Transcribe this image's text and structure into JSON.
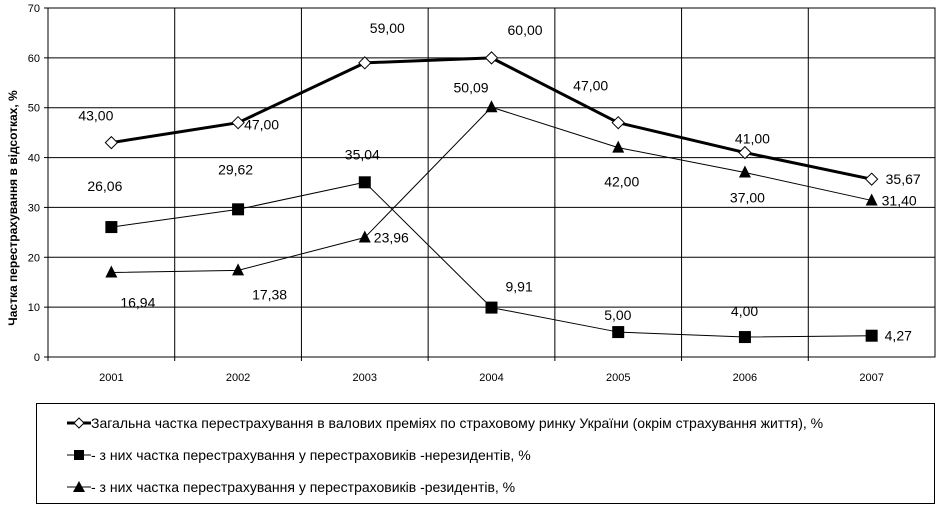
{
  "chart_data": {
    "type": "line",
    "categories": [
      "2001",
      "2002",
      "2003",
      "2004",
      "2005",
      "2006",
      "2007"
    ],
    "ylabel": "Частка перестрахування  в відсотках, %",
    "ylim": [
      0,
      70
    ],
    "yticks": [
      "0",
      "10",
      "20",
      "30",
      "40",
      "50",
      "60",
      "70"
    ],
    "grid": true,
    "legend_position": "bottom",
    "series": [
      {
        "name": "Загальна частка перестрахування в валових преміях по страховому ринку України (окрім страхування життя), %",
        "marker": "diamond",
        "values": [
          43.0,
          47.0,
          59.0,
          60.0,
          47.0,
          41.0,
          35.67
        ],
        "labels": [
          "43,00",
          "47,00",
          "59,00",
          "60,00",
          "47,00",
          "41,00",
          "35,67"
        ]
      },
      {
        "name": "- з них частка перестрахування у перестраховиків -нерезидентів, %",
        "marker": "square",
        "values": [
          26.06,
          29.62,
          35.04,
          9.91,
          5.0,
          4.0,
          4.27
        ],
        "labels": [
          "26,06",
          "29,62",
          "35,04",
          "9,91",
          "5,00",
          "4,00",
          "4,27"
        ]
      },
      {
        "name": "- з них частка перестрахування у перестраховиків -резидентів, %",
        "marker": "triangle",
        "values": [
          16.94,
          17.38,
          23.96,
          50.09,
          42.0,
          37.0,
          31.4
        ],
        "labels": [
          "16,94",
          "17,38",
          "23,96",
          "50,09",
          "42,00",
          "37,00",
          "31,40"
        ]
      }
    ]
  }
}
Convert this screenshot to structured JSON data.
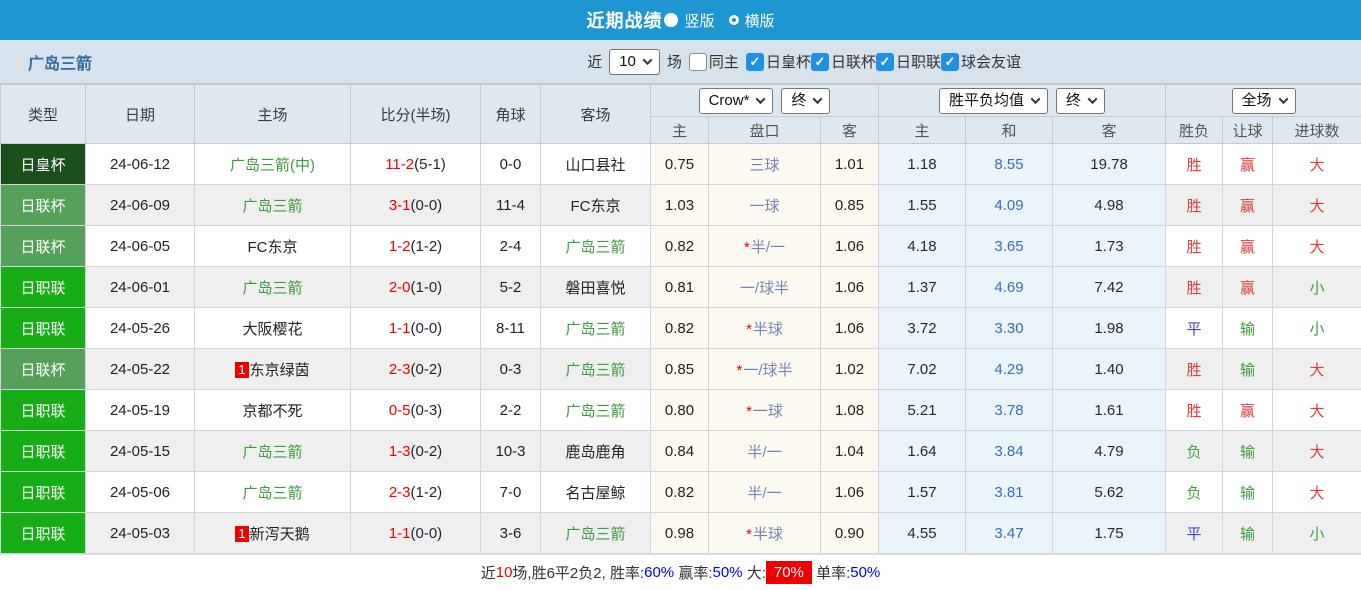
{
  "topbar": {
    "title": "近期战绩",
    "layout_options": [
      {
        "label": "竖版",
        "selected": true
      },
      {
        "label": "横版",
        "selected": false
      }
    ]
  },
  "filterbar": {
    "team": "广岛三箭",
    "recent_label": "近",
    "recent_count": "10",
    "matches_label": "场",
    "same_home": {
      "label": "同主",
      "checked": false
    },
    "leagues": [
      {
        "label": "日皇杯",
        "checked": true
      },
      {
        "label": "日联杯",
        "checked": true
      },
      {
        "label": "日职联",
        "checked": true
      },
      {
        "label": "球会友谊",
        "checked": true
      }
    ]
  },
  "table": {
    "headers": {
      "type": "类型",
      "date": "日期",
      "home": "主场",
      "score": "比分(半场)",
      "corners": "角球",
      "away": "客场"
    },
    "selects": {
      "bookmaker": "Crow*",
      "bookmaker_state": "终",
      "average": "胜平负均值",
      "average_state": "终",
      "scope": "全场"
    },
    "sub_headers": [
      "主",
      "盘口",
      "客",
      "主",
      "和",
      "客",
      "胜负",
      "让球",
      "进球数"
    ],
    "rows": [
      {
        "type": "日皇杯",
        "date": "24-06-12",
        "home": "广岛三箭(中)",
        "home_is_focus": true,
        "home_rank": "",
        "score": "11-2",
        "half": "(5-1)",
        "corners": "0-0",
        "away": "山口县社",
        "away_is_focus": false,
        "crow_home": "0.75",
        "handicap": "三球",
        "handicap_star": false,
        "crow_away": "1.01",
        "avg_home": "1.18",
        "avg_draw": "8.55",
        "avg_away": "19.78",
        "result": "胜",
        "handicap_result": "赢",
        "goals": "大"
      },
      {
        "type": "日联杯",
        "date": "24-06-09",
        "home": "广岛三箭",
        "home_is_focus": true,
        "home_rank": "",
        "score": "3-1",
        "half": "(0-0)",
        "corners": "11-4",
        "away": "FC东京",
        "away_is_focus": false,
        "crow_home": "1.03",
        "handicap": "一球",
        "handicap_star": false,
        "crow_away": "0.85",
        "avg_home": "1.55",
        "avg_draw": "4.09",
        "avg_away": "4.98",
        "result": "胜",
        "handicap_result": "赢",
        "goals": "大"
      },
      {
        "type": "日联杯",
        "date": "24-06-05",
        "home": "FC东京",
        "home_is_focus": false,
        "home_rank": "",
        "score": "1-2",
        "half": "(1-2)",
        "corners": "2-4",
        "away": "广岛三箭",
        "away_is_focus": true,
        "crow_home": "0.82",
        "handicap": "半/一",
        "handicap_star": true,
        "crow_away": "1.06",
        "avg_home": "4.18",
        "avg_draw": "3.65",
        "avg_away": "1.73",
        "result": "胜",
        "handicap_result": "赢",
        "goals": "大"
      },
      {
        "type": "日职联",
        "date": "24-06-01",
        "home": "广岛三箭",
        "home_is_focus": true,
        "home_rank": "",
        "score": "2-0",
        "half": "(1-0)",
        "corners": "5-2",
        "away": "磐田喜悦",
        "away_is_focus": false,
        "crow_home": "0.81",
        "handicap": "一/球半",
        "handicap_star": false,
        "crow_away": "1.06",
        "avg_home": "1.37",
        "avg_draw": "4.69",
        "avg_away": "7.42",
        "result": "胜",
        "handicap_result": "赢",
        "goals": "小"
      },
      {
        "type": "日职联",
        "date": "24-05-26",
        "home": "大阪樱花",
        "home_is_focus": false,
        "home_rank": "",
        "score": "1-1",
        "half": "(0-0)",
        "corners": "8-11",
        "away": "广岛三箭",
        "away_is_focus": true,
        "crow_home": "0.82",
        "handicap": "半球",
        "handicap_star": true,
        "crow_away": "1.06",
        "avg_home": "3.72",
        "avg_draw": "3.30",
        "avg_away": "1.98",
        "result": "平",
        "handicap_result": "输",
        "goals": "小"
      },
      {
        "type": "日联杯",
        "date": "24-05-22",
        "home": "东京绿茵",
        "home_is_focus": false,
        "home_rank": "1",
        "score": "2-3",
        "half": "(0-2)",
        "corners": "0-3",
        "away": "广岛三箭",
        "away_is_focus": true,
        "crow_home": "0.85",
        "handicap": "一/球半",
        "handicap_star": true,
        "crow_away": "1.02",
        "avg_home": "7.02",
        "avg_draw": "4.29",
        "avg_away": "1.40",
        "result": "胜",
        "handicap_result": "输",
        "goals": "大"
      },
      {
        "type": "日职联",
        "date": "24-05-19",
        "home": "京都不死",
        "home_is_focus": false,
        "home_rank": "",
        "score": "0-5",
        "half": "(0-3)",
        "corners": "2-2",
        "away": "广岛三箭",
        "away_is_focus": true,
        "crow_home": "0.80",
        "handicap": "一球",
        "handicap_star": true,
        "crow_away": "1.08",
        "avg_home": "5.21",
        "avg_draw": "3.78",
        "avg_away": "1.61",
        "result": "胜",
        "handicap_result": "赢",
        "goals": "大"
      },
      {
        "type": "日职联",
        "date": "24-05-15",
        "home": "广岛三箭",
        "home_is_focus": true,
        "home_rank": "",
        "score": "1-3",
        "half": "(0-2)",
        "corners": "10-3",
        "away": "鹿岛鹿角",
        "away_is_focus": false,
        "crow_home": "0.84",
        "handicap": "半/一",
        "handicap_star": false,
        "crow_away": "1.04",
        "avg_home": "1.64",
        "avg_draw": "3.84",
        "avg_away": "4.79",
        "result": "负",
        "handicap_result": "输",
        "goals": "大"
      },
      {
        "type": "日职联",
        "date": "24-05-06",
        "home": "广岛三箭",
        "home_is_focus": true,
        "home_rank": "",
        "score": "2-3",
        "half": "(1-2)",
        "corners": "7-0",
        "away": "名古屋鲸",
        "away_is_focus": false,
        "crow_home": "0.82",
        "handicap": "半/一",
        "handicap_star": false,
        "crow_away": "1.06",
        "avg_home": "1.57",
        "avg_draw": "3.81",
        "avg_away": "5.62",
        "result": "负",
        "handicap_result": "输",
        "goals": "大"
      },
      {
        "type": "日职联",
        "date": "24-05-03",
        "home": "新泻天鹅",
        "home_is_focus": false,
        "home_rank": "1",
        "score": "1-1",
        "half": "(0-0)",
        "corners": "3-6",
        "away": "广岛三箭",
        "away_is_focus": true,
        "crow_home": "0.98",
        "handicap": "半球",
        "handicap_star": true,
        "crow_away": "0.90",
        "avg_home": "4.55",
        "avg_draw": "3.47",
        "avg_away": "1.75",
        "result": "平",
        "handicap_result": "输",
        "goals": "小"
      }
    ]
  },
  "footer": {
    "segments": [
      {
        "text": "近",
        "style": "plain"
      },
      {
        "text": "10",
        "style": "red-text"
      },
      {
        "text": "场,胜6平2负2, ",
        "style": "plain"
      },
      {
        "text": "胜率:",
        "style": "plain"
      },
      {
        "text": "60%",
        "style": "blue-text"
      },
      {
        "text": " 赢率:",
        "style": "plain"
      },
      {
        "text": "50%",
        "style": "blue-text"
      },
      {
        "text": " 大:",
        "style": "plain"
      },
      {
        "text": "70%",
        "style": "red-badge"
      },
      {
        "text": " 单率:",
        "style": "plain"
      },
      {
        "text": "50%",
        "style": "blue-text"
      }
    ]
  },
  "colors": {
    "topbar_bg": "#1e96d2",
    "filterbar_bg": "#d6e2ec",
    "header_bg": "#dee8f0",
    "team_green": "#3d9a3d",
    "red": "#ee0000",
    "blue": "#0000ee",
    "checkbox_blue": "#1e90e6",
    "handicap_text": "#7585b5",
    "avg_draw_text": "#3a6cb8",
    "type": {
      "日皇杯": "#1b4f1b",
      "日联杯": "#55a05a",
      "日职联": "#16ad16"
    },
    "outcome": {
      "胜": "#e03a3a",
      "平": "#4646cc",
      "负": "#48a048",
      "赢": "#e03a3a",
      "输": "#3d9a3d",
      "大": "#e03a3a",
      "小": "#3d9a3d"
    }
  }
}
★ ★ ★ ★ ★
Set task
The records are above. How many lines in them contain the word "score"? Give the number alone.

Problem solution
11